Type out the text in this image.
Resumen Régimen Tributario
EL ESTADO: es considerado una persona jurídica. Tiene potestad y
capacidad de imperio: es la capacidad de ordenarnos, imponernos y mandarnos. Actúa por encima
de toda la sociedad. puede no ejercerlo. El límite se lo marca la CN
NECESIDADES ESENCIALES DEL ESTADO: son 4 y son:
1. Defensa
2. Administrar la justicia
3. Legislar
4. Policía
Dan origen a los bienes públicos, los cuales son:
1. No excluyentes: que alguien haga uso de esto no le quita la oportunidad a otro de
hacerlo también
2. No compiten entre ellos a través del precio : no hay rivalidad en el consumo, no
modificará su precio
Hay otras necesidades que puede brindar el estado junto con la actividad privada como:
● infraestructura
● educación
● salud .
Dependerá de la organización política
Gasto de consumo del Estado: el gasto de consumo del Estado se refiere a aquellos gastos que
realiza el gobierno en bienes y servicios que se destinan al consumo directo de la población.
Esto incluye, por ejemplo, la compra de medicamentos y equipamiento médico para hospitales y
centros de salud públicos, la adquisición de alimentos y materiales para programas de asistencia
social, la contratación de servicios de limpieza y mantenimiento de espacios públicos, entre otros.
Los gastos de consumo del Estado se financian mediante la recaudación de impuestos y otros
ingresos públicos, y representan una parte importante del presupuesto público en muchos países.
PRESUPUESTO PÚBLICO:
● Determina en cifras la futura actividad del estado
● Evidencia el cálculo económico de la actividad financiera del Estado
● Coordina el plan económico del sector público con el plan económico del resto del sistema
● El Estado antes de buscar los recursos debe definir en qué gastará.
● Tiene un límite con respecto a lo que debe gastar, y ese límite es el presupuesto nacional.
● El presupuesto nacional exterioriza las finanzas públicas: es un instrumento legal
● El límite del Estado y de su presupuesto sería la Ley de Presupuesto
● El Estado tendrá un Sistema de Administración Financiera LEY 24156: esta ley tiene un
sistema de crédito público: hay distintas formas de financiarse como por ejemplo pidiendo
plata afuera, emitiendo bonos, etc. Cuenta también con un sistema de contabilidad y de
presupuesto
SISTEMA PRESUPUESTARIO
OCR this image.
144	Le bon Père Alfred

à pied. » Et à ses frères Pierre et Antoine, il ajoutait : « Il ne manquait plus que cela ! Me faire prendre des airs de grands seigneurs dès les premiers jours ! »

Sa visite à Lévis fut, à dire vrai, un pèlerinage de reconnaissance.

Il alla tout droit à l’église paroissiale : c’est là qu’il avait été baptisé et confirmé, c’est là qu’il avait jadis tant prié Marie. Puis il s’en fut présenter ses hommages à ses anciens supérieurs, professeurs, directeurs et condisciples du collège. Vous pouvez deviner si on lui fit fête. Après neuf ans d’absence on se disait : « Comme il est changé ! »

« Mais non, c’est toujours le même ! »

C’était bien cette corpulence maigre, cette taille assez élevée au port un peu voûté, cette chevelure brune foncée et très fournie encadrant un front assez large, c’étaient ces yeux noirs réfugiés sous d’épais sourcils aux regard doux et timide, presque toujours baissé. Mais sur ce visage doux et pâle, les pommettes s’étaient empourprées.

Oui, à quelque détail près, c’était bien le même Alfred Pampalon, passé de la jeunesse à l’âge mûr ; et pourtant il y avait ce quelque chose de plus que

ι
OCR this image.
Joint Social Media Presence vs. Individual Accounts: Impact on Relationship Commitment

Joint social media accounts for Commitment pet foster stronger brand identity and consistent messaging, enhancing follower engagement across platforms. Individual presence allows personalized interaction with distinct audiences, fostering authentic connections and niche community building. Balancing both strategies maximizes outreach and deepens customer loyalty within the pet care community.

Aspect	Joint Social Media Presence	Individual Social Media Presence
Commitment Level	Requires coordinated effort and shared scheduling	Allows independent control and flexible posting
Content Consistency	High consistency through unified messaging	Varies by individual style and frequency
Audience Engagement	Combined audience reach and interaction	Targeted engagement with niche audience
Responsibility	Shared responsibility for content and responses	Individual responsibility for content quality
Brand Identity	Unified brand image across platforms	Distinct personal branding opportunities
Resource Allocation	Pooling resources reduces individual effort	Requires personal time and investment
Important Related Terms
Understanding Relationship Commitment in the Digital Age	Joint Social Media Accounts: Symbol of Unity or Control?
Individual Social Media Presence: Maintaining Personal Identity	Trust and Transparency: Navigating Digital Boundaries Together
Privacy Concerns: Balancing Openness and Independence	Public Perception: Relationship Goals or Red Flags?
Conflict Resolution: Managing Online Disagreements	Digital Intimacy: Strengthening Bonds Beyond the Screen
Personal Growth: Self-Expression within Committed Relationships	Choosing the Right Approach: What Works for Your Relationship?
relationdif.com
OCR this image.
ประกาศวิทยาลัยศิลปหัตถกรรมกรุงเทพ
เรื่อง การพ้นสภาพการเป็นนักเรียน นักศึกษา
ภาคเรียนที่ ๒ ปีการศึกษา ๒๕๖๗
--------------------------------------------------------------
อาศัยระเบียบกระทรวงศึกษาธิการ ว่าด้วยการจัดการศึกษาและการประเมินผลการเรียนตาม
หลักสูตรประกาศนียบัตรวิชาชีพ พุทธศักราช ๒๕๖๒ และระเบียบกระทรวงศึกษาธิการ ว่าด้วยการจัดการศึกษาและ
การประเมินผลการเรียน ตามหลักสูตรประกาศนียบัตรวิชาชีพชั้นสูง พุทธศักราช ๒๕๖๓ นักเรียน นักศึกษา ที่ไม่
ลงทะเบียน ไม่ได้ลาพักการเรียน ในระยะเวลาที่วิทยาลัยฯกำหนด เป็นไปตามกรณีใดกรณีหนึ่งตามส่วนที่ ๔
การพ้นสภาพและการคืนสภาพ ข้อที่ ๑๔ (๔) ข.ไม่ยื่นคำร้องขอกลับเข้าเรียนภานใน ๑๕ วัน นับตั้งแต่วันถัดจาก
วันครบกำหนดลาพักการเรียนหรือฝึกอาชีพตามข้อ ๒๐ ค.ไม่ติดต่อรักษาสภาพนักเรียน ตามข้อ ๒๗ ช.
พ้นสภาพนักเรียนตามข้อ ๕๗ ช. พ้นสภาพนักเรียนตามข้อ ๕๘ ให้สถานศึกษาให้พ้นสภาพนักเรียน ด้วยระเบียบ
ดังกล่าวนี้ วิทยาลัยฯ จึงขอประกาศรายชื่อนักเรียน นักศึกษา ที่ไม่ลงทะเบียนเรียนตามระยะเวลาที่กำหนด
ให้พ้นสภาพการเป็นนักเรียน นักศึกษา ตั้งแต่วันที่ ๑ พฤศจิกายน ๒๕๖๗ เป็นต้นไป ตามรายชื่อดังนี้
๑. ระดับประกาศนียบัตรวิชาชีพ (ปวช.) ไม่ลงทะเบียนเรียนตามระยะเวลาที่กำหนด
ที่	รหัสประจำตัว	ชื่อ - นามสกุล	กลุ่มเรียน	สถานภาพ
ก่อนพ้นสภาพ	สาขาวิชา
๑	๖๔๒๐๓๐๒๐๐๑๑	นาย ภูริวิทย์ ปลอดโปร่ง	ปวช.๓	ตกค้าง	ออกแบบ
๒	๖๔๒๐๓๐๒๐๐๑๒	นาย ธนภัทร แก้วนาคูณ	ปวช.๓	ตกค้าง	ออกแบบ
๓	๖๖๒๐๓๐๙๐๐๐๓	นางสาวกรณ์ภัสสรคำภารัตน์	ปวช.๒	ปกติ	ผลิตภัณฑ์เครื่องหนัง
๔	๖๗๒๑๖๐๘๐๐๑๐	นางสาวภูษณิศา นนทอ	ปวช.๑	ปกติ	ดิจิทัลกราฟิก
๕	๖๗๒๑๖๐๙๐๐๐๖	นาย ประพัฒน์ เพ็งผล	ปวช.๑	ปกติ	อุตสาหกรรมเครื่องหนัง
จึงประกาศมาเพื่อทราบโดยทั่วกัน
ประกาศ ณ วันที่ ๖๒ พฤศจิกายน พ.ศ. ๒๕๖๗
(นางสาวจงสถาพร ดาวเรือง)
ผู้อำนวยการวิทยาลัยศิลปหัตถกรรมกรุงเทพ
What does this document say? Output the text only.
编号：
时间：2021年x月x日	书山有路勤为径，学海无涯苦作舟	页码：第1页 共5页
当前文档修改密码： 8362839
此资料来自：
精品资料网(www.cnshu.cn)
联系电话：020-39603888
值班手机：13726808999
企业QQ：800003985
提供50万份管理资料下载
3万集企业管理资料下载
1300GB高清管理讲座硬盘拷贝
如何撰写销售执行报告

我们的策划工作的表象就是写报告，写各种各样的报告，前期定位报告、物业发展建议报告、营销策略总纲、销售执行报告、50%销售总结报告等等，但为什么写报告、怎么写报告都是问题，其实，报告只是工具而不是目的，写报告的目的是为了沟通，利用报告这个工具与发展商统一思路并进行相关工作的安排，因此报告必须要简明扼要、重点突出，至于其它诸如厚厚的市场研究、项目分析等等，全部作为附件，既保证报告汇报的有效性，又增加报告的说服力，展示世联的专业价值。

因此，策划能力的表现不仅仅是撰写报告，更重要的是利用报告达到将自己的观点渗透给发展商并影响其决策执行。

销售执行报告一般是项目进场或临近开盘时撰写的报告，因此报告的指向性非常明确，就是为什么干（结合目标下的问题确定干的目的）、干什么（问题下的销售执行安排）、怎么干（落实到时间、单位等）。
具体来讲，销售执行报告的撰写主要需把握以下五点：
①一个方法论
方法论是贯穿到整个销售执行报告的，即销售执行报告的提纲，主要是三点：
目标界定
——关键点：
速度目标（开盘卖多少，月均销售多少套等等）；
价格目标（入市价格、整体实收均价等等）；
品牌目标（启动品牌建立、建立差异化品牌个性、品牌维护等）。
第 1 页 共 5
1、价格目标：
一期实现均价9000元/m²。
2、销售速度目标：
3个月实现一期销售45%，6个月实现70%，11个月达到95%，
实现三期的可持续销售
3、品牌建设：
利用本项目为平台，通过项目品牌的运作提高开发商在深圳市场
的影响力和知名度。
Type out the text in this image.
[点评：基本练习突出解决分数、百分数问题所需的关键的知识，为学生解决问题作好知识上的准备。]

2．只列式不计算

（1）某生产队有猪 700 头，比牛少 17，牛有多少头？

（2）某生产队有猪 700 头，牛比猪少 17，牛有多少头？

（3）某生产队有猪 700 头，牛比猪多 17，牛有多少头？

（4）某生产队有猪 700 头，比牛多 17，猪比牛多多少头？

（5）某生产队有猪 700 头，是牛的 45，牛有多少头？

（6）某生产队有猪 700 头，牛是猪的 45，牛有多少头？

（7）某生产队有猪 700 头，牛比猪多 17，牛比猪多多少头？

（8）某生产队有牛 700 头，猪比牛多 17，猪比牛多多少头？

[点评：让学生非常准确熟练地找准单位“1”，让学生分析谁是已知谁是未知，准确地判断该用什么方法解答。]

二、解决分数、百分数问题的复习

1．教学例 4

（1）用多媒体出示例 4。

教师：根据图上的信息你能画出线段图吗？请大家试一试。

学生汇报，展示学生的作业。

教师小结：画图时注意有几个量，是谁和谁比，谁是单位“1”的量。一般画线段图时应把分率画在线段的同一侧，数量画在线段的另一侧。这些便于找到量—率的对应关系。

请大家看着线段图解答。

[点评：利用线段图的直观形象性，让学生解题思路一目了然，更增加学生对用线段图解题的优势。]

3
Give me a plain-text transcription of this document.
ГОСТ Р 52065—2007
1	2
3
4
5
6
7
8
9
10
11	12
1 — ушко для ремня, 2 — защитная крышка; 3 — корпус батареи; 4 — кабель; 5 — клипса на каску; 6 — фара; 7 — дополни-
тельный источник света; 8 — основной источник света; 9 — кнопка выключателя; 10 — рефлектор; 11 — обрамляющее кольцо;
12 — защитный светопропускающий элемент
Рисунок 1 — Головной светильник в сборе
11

Short exercise:
Exactly repeat the lines from the line that contains "What does this" to the end of the entries, both included, and leave out all other lines.

Finished task:
What does this document say? Output the text only.
编号：
时间：2021年x月x日	书山有路勤为径，学海无涯苦作舟	页码：第1页 共5页
当前文档修改密码： 8362839
此资料来自：
精品资料网(www.cnshu.cn)
联系电话：020-39603888
值班手机：13726808999
企业QQ：800003985
提供50万份管理资料下载
3万集企业管理资料下载
1300GB高清管理讲座硬盘拷贝
如何撰写销售执行报告

我们的策划工作的表象就是写报告，写各种各样的报告，前期定位报告、物业发展建议报告、营销策略总纲、销售执行报告、50%销售总结报告等等，但为什么写报告、怎么写报告都是问题，其实，报告只是工具而不是目的，写报告的目的是为了沟通，利用报告这个工具与发展商统一思路并进行相关工作的安排，因此报告必须要简明扼要、重点突出，至于其它诸如厚厚的市场研究、项目分析等等，全部作为附件，既保证报告汇报的有效性，又增加报告的说服力，展示世联的专业价值。

因此，策划能力的表现不仅仅是撰写报告，更重要的是利用报告达到将自己的观点渗透给发展商并影响其决策执行。

销售执行报告一般是项目进场或临近开盘时撰写的报告，因此报告的指向性非常明确，就是为什么干（结合目标下的问题确定干的目的）、干什么（问题下的销售执行安排）、怎么干（落实到时间、单位等）。
具体来讲，销售执行报告的撰写主要需把握以下五点：
①一个方法论
方法论是贯穿到整个销售执行报告的，即销售执行报告的提纲，主要是三点：
目标界定
——关键点：
速度目标（开盘卖多少，月均销售多少套等等）；
价格目标（入市价格、整体实收均价等等）；
品牌目标（启动品牌建立、建立差异化品牌个性、品牌维护等）。
第 1 页 共 5
1、价格目标：
一期实现均价9000元/m²。
2、销售速度目标：
3个月实现一期销售45%，6个月实现70%，11个月达到95%，
实现三期的可持续销售
3、品牌建设：
利用本项目为平台，通过项目品牌的运作提高开发商在深圳市场
的影响力和知名度。
Type out the text in this image.
[点评：基本练习突出解决分数、百分数问题所需的关键的知识，为学生解决问题作好知识上的准备。]

2．只列式不计算

（1）某生产队有猪 700 头，比牛少 17，牛有多少头？

（2）某生产队有猪 700 头，牛比猪少 17，牛有多少头？

（3）某生产队有猪 700 头，牛比猪多 17，牛有多少头？

（4）某生产队有猪 700 头，比牛多 17，猪比牛多多少头？

（5）某生产队有猪 700 头，是牛的 45，牛有多少头？

（6）某生产队有猪 700 头，牛是猪的 45，牛有多少头？

（7）某生产队有猪 700 头，牛比猪多 17，牛比猪多多少头？

（8）某生产队有牛 700 头，猪比牛多 17，猪比牛多多少头？

[点评：让学生非常准确熟练地找准单位“1”，让学生分析谁是已知谁是未知，准确地判断该用什么方法解答。]

二、解决分数、百分数问题的复习

1．教学例 4

（1）用多媒体出示例 4。

教师：根据图上的信息你能画出线段图吗？请大家试一试。

学生汇报，展示学生的作业。

教师小结：画图时注意有几个量，是谁和谁比，谁是单位“1”的量。一般画线段图时应把分率画在线段的同一侧，数量画在线段的另一侧。这些便于找到量—率的对应关系。

请大家看着线段图解答。

[点评：利用线段图的直观形象性，让学生解题思路一目了然，更增加学生对用线段图解题的优势。]

3
Give me a plain-text transcription of this document.
ГОСТ Р 52065—2007
1	2
3
4
5
6
7
8
9
10
11	12
1 — ушко для ремня, 2 — защитная крышка; 3 — корпус батареи; 4 — кабель; 5 — клипса на каску; 6 — фара; 7 — дополни-
тельный источник света; 8 — основной источник света; 9 — кнопка выключателя; 10 — рефлектор; 11 — обрамляющее кольцо;
12 — защитный светопропускающий элемент
Рисунок 1 — Головной светильник в сборе
11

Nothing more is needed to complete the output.